What is being asked
Rename "player-rating" to "player-score" everywhere it occurs in the data below, and reproduce all lines with no other changes.

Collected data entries

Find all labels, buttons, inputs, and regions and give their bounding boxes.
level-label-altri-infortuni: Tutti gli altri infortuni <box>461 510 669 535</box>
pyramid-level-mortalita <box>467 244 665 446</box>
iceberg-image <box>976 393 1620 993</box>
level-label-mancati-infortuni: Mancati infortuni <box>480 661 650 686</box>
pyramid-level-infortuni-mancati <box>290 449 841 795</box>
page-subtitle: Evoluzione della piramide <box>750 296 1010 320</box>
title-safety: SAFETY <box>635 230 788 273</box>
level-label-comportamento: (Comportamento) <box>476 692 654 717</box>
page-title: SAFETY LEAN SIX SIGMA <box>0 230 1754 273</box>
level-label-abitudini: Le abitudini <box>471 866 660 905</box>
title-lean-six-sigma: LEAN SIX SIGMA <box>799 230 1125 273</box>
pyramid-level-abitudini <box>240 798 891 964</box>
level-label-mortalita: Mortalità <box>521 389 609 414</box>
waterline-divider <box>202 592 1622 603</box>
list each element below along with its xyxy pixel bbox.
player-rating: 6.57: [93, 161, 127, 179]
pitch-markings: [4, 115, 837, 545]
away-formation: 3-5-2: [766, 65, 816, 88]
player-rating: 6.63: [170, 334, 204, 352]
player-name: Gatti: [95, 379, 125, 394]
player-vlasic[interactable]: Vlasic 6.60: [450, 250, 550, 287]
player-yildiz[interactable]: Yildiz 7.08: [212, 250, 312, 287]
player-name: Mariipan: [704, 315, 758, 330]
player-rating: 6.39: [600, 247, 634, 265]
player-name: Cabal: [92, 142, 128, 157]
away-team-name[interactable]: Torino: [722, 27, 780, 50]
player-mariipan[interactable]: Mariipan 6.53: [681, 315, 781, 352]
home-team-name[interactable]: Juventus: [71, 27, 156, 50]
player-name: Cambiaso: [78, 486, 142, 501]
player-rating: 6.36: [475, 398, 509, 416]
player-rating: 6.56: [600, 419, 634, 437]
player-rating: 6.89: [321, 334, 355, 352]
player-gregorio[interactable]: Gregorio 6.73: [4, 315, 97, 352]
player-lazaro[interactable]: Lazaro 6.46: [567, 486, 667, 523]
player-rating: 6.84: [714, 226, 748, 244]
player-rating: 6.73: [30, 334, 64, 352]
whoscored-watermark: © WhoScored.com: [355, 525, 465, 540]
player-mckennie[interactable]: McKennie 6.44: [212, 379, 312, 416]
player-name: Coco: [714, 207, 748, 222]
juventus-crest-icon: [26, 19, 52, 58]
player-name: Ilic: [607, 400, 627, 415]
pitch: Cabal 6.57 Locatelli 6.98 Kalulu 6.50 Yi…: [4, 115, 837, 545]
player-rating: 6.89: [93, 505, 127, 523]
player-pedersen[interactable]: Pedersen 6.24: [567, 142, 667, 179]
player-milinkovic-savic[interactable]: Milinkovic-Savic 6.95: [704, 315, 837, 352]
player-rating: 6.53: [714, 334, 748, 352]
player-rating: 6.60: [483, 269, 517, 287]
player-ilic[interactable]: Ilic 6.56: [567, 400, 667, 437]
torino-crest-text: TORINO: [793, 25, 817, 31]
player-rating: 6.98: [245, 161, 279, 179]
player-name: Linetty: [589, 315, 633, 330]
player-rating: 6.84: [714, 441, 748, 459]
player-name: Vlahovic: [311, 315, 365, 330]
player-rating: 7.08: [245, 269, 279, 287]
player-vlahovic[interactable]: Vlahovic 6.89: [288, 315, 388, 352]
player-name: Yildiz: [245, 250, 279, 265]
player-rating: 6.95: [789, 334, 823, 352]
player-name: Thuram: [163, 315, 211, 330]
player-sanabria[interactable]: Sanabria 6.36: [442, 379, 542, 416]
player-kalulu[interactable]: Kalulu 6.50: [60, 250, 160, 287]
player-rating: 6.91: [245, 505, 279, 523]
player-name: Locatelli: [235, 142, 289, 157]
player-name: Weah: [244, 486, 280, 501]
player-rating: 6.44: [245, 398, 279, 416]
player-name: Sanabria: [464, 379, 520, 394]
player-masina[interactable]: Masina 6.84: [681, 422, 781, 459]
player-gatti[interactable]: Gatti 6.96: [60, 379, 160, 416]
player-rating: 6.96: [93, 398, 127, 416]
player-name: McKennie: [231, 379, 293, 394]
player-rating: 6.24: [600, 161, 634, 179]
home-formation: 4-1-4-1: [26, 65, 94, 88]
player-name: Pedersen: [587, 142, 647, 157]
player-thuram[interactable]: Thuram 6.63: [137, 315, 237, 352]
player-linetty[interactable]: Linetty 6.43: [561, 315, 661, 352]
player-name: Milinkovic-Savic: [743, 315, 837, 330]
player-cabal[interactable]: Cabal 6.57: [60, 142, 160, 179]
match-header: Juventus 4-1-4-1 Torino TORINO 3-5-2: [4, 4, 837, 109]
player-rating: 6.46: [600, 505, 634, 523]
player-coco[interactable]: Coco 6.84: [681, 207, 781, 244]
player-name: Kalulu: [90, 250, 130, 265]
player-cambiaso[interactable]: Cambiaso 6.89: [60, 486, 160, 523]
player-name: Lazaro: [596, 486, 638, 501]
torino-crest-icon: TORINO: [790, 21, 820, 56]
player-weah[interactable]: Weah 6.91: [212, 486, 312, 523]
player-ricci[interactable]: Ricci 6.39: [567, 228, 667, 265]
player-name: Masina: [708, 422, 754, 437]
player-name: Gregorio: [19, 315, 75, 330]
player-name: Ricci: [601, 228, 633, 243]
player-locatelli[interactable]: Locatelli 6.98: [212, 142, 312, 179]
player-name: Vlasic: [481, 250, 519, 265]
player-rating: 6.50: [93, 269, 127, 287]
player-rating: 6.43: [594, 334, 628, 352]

Result below
Find all labels, buttons, inputs, and regions and give their bounding boxes.
level-label-altri-infortuni: Tutti gli altri infortuni <box>461 510 669 535</box>
pyramid-level-mortalita <box>467 244 665 446</box>
iceberg-image <box>976 393 1620 993</box>
level-label-mancati-infortuni: Mancati infortuni <box>480 661 650 686</box>
pyramid-level-infortuni-mancati <box>290 449 841 795</box>
page-subtitle: Evoluzione della piramide <box>750 296 1010 320</box>
title-safety: SAFETY <box>635 230 788 273</box>
level-label-comportamento: (Comportamento) <box>476 692 654 717</box>
page-title: SAFETY LEAN SIX SIGMA <box>0 230 1754 273</box>
level-label-abitudini: Le abitudini <box>471 866 660 905</box>
title-lean-six-sigma: LEAN SIX SIGMA <box>799 230 1125 273</box>
pyramid-level-abitudini <box>240 798 891 964</box>
level-label-mortalita: Mortalità <box>521 389 609 414</box>
waterline-divider <box>202 592 1622 603</box>
list each element below along with its xyxy pixel bbox.
player-score: 6.57: [93, 161, 127, 179]
pitch-markings: [4, 115, 837, 545]
away-formation: 3-5-2: [766, 65, 816, 88]
player-score: 6.63: [170, 334, 204, 352]
player-name: Gatti: [95, 379, 125, 394]
player-vlasic[interactable]: Vlasic 6.60: [450, 250, 550, 287]
player-yildiz[interactable]: Yildiz 7.08: [212, 250, 312, 287]
player-name: Mariipan: [704, 315, 758, 330]
player-score: 6.39: [600, 247, 634, 265]
player-name: Cabal: [92, 142, 128, 157]
away-team-name[interactable]: Torino: [722, 27, 780, 50]
player-mariipan[interactable]: Mariipan 6.53: [681, 315, 781, 352]
home-team-name[interactable]: Juventus: [71, 27, 156, 50]
player-name: Cambiaso: [78, 486, 142, 501]
player-score: 6.36: [475, 398, 509, 416]
player-score: 6.56: [600, 419, 634, 437]
player-score: 6.89: [321, 334, 355, 352]
player-gregorio[interactable]: Gregorio 6.73: [4, 315, 97, 352]
player-lazaro[interactable]: Lazaro 6.46: [567, 486, 667, 523]
player-score: 6.84: [714, 226, 748, 244]
player-score: 6.73: [30, 334, 64, 352]
whoscored-watermark: © WhoScored.com: [355, 525, 465, 540]
player-mckennie[interactable]: McKennie 6.44: [212, 379, 312, 416]
player-name: Coco: [714, 207, 748, 222]
juventus-crest-icon: [26, 19, 52, 58]
player-name: Ilic: [607, 400, 627, 415]
pitch: Cabal 6.57 Locatelli 6.98 Kalulu 6.50 Yi…: [4, 115, 837, 545]
player-score: 6.89: [93, 505, 127, 523]
player-pedersen[interactable]: Pedersen 6.24: [567, 142, 667, 179]
player-milinkovic-savic[interactable]: Milinkovic-Savic 6.95: [704, 315, 837, 352]
player-score: 6.53: [714, 334, 748, 352]
player-score: 6.60: [483, 269, 517, 287]
player-ilic[interactable]: Ilic 6.56: [567, 400, 667, 437]
torino-crest-text: TORINO: [793, 25, 817, 31]
player-score: 6.98: [245, 161, 279, 179]
player-name: Linetty: [589, 315, 633, 330]
player-score: 6.84: [714, 441, 748, 459]
player-name: Vlahovic: [311, 315, 365, 330]
player-score: 7.08: [245, 269, 279, 287]
player-vlahovic[interactable]: Vlahovic 6.89: [288, 315, 388, 352]
player-name: Yildiz: [245, 250, 279, 265]
player-score: 6.95: [789, 334, 823, 352]
player-name: Thuram: [163, 315, 211, 330]
player-sanabria[interactable]: Sanabria 6.36: [442, 379, 542, 416]
player-kalulu[interactable]: Kalulu 6.50: [60, 250, 160, 287]
player-score: 6.91: [245, 505, 279, 523]
player-name: Locatelli: [235, 142, 289, 157]
player-name: Weah: [244, 486, 280, 501]
player-score: 6.44: [245, 398, 279, 416]
player-name: Sanabria: [464, 379, 520, 394]
player-masina[interactable]: Masina 6.84: [681, 422, 781, 459]
player-gatti[interactable]: Gatti 6.96: [60, 379, 160, 416]
player-score: 6.96: [93, 398, 127, 416]
player-name: McKennie: [231, 379, 293, 394]
player-score: 6.24: [600, 161, 634, 179]
home-formation: 4-1-4-1: [26, 65, 94, 88]
player-name: Pedersen: [587, 142, 647, 157]
player-thuram[interactable]: Thuram 6.63: [137, 315, 237, 352]
player-linetty[interactable]: Linetty 6.43: [561, 315, 661, 352]
player-name: Milinkovic-Savic: [743, 315, 837, 330]
player-cabal[interactable]: Cabal 6.57: [60, 142, 160, 179]
match-header: Juventus 4-1-4-1 Torino TORINO 3-5-2: [4, 4, 837, 109]
player-score: 6.46: [600, 505, 634, 523]
player-coco[interactable]: Coco 6.84: [681, 207, 781, 244]
player-name: Kalulu: [90, 250, 130, 265]
player-cambiaso[interactable]: Cambiaso 6.89: [60, 486, 160, 523]
player-name: Lazaro: [596, 486, 638, 501]
torino-crest-icon: TORINO: [790, 21, 820, 56]
player-weah[interactable]: Weah 6.91: [212, 486, 312, 523]
player-ricci[interactable]: Ricci 6.39: [567, 228, 667, 265]
player-name: Masina: [708, 422, 754, 437]
player-name: Gregorio: [19, 315, 75, 330]
player-name: Ricci: [601, 228, 633, 243]
player-locatelli[interactable]: Locatelli 6.98: [212, 142, 312, 179]
player-name: Vlasic: [481, 250, 519, 265]
player-score: 6.50: [93, 269, 127, 287]
player-score: 6.43: [594, 334, 628, 352]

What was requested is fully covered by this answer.